# [STATED GOAL]
Pull out every line below that contains the word "Elastic".

——————————

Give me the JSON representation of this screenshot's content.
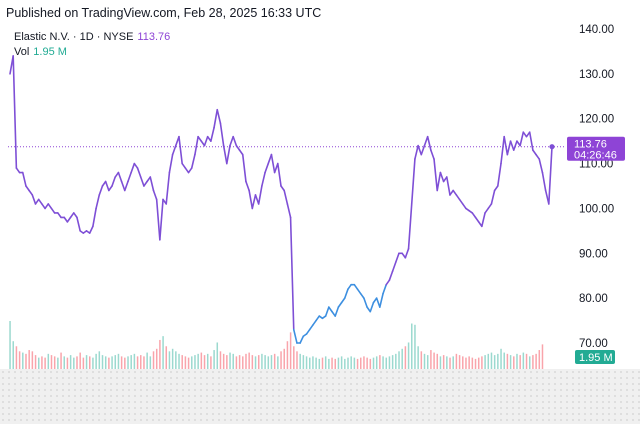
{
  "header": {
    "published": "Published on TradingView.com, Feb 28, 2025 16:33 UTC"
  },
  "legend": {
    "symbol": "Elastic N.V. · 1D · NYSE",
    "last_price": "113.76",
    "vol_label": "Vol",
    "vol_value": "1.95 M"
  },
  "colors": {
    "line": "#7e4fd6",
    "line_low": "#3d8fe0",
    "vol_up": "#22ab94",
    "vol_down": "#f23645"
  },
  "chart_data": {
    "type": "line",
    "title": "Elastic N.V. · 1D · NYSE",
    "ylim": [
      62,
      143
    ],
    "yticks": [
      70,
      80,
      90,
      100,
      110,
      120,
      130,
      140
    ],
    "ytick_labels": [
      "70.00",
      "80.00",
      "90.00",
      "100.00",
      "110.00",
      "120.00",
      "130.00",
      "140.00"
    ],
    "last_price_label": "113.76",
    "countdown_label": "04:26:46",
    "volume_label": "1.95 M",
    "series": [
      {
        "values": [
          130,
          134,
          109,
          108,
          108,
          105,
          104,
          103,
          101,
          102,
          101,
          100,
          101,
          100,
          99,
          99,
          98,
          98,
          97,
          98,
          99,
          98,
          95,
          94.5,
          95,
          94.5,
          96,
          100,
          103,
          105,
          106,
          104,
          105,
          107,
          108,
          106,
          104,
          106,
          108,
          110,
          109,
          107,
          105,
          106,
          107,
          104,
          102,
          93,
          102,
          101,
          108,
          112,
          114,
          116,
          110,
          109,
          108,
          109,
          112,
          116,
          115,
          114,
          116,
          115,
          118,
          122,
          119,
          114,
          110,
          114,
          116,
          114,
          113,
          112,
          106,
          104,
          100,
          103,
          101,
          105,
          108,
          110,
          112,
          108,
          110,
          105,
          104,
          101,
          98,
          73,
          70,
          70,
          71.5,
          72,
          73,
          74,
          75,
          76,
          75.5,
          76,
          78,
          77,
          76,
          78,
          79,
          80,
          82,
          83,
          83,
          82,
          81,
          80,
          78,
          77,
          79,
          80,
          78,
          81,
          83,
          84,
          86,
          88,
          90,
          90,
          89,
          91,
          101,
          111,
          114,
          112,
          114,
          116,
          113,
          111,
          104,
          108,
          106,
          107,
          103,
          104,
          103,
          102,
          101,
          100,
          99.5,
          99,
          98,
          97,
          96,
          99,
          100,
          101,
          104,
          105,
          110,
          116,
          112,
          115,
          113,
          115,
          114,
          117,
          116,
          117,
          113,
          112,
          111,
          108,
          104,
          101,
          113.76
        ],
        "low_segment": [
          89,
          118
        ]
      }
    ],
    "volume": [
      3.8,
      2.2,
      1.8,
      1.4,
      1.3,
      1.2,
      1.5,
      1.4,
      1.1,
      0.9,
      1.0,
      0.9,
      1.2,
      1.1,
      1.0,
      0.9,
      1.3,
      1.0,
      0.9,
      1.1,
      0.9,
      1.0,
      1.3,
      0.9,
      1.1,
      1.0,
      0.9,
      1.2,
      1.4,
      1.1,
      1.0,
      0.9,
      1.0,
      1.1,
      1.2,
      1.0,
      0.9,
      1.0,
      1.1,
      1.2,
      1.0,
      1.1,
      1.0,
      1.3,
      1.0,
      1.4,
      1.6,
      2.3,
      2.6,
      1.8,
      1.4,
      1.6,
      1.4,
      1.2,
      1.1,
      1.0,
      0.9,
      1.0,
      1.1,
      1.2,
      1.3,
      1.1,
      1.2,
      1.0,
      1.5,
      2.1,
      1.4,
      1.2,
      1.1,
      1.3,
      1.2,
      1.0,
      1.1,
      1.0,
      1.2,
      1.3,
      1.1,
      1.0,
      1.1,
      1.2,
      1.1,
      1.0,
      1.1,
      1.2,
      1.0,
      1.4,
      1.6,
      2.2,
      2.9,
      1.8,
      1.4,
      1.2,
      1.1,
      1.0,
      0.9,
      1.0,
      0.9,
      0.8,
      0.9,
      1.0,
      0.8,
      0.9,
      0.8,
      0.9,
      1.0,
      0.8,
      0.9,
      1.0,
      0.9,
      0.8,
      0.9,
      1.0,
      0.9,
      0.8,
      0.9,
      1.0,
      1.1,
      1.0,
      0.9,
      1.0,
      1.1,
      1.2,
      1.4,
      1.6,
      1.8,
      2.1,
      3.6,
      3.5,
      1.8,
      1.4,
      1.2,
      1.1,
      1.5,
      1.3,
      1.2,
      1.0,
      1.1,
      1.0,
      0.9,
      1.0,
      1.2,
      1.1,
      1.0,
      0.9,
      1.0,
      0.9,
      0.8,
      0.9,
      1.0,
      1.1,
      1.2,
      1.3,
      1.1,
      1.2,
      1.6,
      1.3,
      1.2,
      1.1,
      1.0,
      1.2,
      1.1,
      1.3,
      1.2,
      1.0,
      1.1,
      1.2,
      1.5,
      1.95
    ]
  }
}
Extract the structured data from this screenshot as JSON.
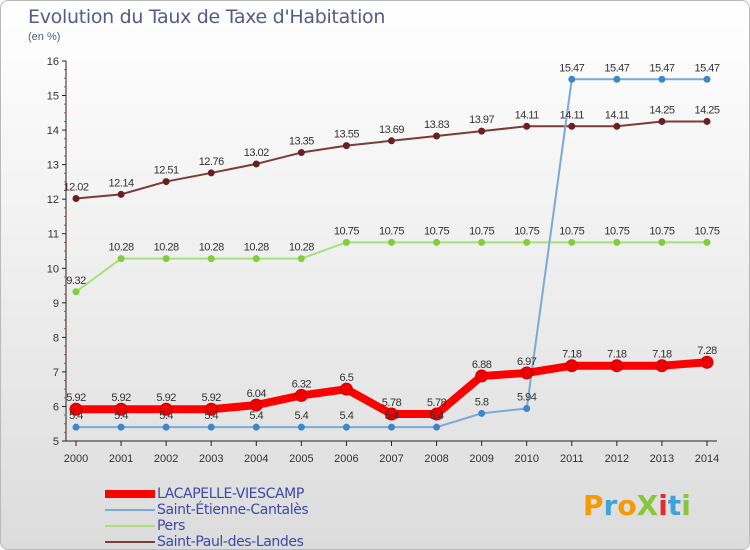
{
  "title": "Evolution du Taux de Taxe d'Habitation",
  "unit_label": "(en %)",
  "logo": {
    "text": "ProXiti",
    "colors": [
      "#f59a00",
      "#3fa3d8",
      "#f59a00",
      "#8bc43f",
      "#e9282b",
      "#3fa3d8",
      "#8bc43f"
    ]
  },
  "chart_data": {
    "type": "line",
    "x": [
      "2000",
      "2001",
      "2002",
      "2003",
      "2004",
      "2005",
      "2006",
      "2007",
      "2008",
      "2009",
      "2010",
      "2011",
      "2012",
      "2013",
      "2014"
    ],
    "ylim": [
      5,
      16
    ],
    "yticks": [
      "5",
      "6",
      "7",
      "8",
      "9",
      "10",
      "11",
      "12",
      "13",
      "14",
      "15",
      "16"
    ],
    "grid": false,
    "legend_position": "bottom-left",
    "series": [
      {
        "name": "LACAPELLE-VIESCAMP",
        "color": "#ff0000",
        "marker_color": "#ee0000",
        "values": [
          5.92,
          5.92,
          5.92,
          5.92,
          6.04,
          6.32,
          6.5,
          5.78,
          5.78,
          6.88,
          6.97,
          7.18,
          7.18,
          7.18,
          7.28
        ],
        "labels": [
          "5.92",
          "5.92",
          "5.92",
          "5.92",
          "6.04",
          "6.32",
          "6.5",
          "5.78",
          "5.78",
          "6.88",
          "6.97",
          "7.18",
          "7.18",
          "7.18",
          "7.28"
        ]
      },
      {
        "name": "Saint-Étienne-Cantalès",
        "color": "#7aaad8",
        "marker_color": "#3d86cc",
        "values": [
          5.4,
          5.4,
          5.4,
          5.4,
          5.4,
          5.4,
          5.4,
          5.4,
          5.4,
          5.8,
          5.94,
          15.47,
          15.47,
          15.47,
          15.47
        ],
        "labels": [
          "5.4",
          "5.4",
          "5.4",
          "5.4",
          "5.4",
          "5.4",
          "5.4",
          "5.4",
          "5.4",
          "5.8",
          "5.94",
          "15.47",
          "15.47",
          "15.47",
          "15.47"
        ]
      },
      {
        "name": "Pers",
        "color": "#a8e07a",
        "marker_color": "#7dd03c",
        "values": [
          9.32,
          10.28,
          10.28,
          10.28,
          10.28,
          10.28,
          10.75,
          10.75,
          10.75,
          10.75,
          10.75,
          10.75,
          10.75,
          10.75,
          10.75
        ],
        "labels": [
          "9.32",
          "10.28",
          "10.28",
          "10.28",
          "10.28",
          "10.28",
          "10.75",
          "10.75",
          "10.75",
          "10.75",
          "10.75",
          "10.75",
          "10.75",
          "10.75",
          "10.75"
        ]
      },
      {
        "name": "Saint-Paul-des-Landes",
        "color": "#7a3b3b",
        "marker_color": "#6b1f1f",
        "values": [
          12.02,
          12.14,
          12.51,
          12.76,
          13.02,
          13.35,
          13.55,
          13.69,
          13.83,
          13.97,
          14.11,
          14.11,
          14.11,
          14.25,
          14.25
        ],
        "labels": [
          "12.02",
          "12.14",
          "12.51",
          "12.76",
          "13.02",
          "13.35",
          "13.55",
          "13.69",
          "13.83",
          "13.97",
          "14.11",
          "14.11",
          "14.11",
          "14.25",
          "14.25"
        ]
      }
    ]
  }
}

——————————

# [RESULT OF THIS EXERCISE]
    "symbol": "Elastic N.V. · 1D · NYSE",
    "title": "Elastic N.V. · 1D · NYSE",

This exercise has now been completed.